Set task — Copy every line of the records below that holds the word "创新层与基础层营收增长情况".

start Excerpted data

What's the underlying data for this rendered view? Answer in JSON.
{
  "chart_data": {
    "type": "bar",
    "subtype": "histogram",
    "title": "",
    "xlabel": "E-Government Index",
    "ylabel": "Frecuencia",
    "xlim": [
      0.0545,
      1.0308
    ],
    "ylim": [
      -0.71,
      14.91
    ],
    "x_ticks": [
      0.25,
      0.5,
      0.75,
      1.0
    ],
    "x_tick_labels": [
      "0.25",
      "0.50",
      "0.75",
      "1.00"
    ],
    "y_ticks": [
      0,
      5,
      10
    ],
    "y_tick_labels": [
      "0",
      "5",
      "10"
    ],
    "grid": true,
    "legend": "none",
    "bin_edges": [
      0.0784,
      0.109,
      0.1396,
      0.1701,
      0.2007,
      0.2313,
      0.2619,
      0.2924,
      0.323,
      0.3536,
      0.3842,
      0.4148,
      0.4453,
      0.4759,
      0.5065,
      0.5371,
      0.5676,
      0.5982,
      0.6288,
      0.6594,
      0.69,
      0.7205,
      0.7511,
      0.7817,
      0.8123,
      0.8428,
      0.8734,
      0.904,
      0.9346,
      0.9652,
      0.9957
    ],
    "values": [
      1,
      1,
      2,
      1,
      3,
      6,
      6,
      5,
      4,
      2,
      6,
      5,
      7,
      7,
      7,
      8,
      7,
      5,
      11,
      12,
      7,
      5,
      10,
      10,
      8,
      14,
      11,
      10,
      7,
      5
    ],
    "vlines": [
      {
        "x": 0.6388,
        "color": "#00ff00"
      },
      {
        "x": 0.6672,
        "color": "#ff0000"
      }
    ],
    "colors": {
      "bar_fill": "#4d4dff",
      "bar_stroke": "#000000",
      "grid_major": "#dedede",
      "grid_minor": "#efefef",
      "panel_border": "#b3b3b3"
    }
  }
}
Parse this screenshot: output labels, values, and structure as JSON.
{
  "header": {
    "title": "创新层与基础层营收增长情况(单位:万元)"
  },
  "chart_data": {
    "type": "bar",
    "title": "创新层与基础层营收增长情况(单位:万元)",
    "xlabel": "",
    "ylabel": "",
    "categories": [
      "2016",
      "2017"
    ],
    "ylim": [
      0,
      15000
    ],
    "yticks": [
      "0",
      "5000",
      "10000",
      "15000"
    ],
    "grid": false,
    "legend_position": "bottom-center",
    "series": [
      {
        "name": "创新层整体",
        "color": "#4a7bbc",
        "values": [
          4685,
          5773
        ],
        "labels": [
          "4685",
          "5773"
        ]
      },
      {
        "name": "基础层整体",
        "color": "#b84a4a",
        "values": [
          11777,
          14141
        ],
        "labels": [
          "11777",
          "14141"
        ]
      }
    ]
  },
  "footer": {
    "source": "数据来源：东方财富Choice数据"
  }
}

end Excerpted data

Final answer —
    "title": "创新层与基础层营收增长情况(单位:万元)"
    "title": "创新层与基础层营收增长情况(单位:万元)",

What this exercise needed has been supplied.